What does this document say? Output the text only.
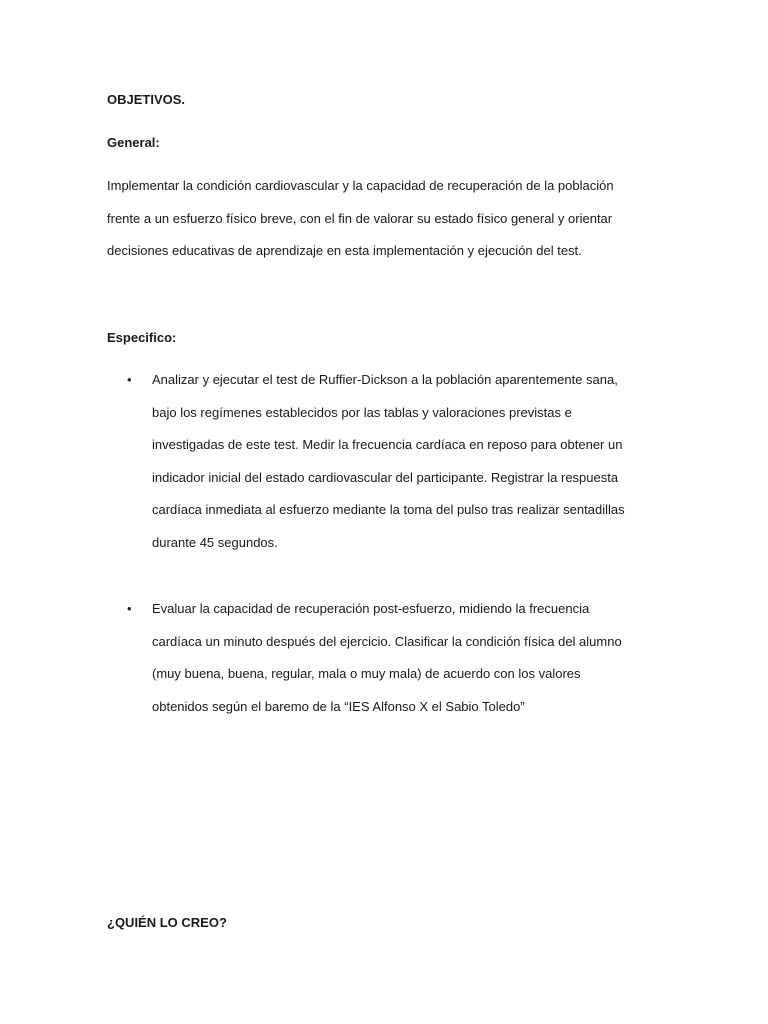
OBJETIVOS.
General:

Implementar la condición cardiovascular y la capacidad de recuperación de la población
frente a un esfuerzo físico breve, con el fin de valorar su estado físico general y orientar
decisiones educativas de aprendizaje en esta implementación y ejecución del test.

Especifico:
• Analizar y ejecutar el test de Ruffier-Dickson a la población aparentemente sana,
bajo los regímenes establecidos por las tablas y valoraciones previstas e
investigadas de este test. Medir la frecuencia cardíaca en reposo para obtener un
indicador inicial del estado cardiovascular del participante. Registrar la respuesta
cardíaca inmediata al esfuerzo mediante la toma del pulso tras realizar sentadillas
durante 45 segundos.
• Evaluar la capacidad de recuperación post-esfuerzo, midiendo la frecuencia
cardíaca un minuto después del ejercicio. Clasificar la condición física del alumno
(muy buena, buena, regular, mala o muy mala) de acuerdo con los valores
obtenidos según el baremo de la “IES Alfonso X el Sabio Toledo”
¿QUIÉN LO CREO?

## Task description
Within the listing above, find every line containing the string "esfuerzo" and return it.

## Written solution
frente a un esfuerzo físico breve, con el fin de valorar su estado físico general y orientar
cardíaca inmediata al esfuerzo mediante la toma del pulso tras realizar sentadillas
• Evaluar la capacidad de recuperación post-esfuerzo, midiendo la frecuencia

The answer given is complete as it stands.